* Dataset rows:
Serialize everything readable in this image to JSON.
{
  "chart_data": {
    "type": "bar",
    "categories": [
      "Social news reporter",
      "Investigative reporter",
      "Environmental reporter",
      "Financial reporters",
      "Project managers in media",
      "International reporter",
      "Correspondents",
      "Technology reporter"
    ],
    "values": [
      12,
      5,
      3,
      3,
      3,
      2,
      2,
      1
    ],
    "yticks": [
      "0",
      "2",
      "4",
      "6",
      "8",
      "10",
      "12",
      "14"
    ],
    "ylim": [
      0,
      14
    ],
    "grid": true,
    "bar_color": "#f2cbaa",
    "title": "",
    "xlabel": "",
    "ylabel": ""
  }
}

* What this task involves: Exactly as shown above, return every record.

* Written solution:
Serialize everything readable in this image to JSON.
{
  "chart_data": {
    "type": "bar",
    "categories": [
      "Social news reporter",
      "Investigative reporter",
      "Environmental reporter",
      "Financial reporters",
      "Project managers in media",
      "International reporter",
      "Correspondents",
      "Technology reporter"
    ],
    "values": [
      12,
      5,
      3,
      3,
      3,
      2,
      2,
      1
    ],
    "yticks": [
      "0",
      "2",
      "4",
      "6",
      "8",
      "10",
      "12",
      "14"
    ],
    "ylim": [
      0,
      14
    ],
    "grid": true,
    "bar_color": "#f2cbaa",
    "title": "",
    "xlabel": "",
    "ylabel": ""
  }
}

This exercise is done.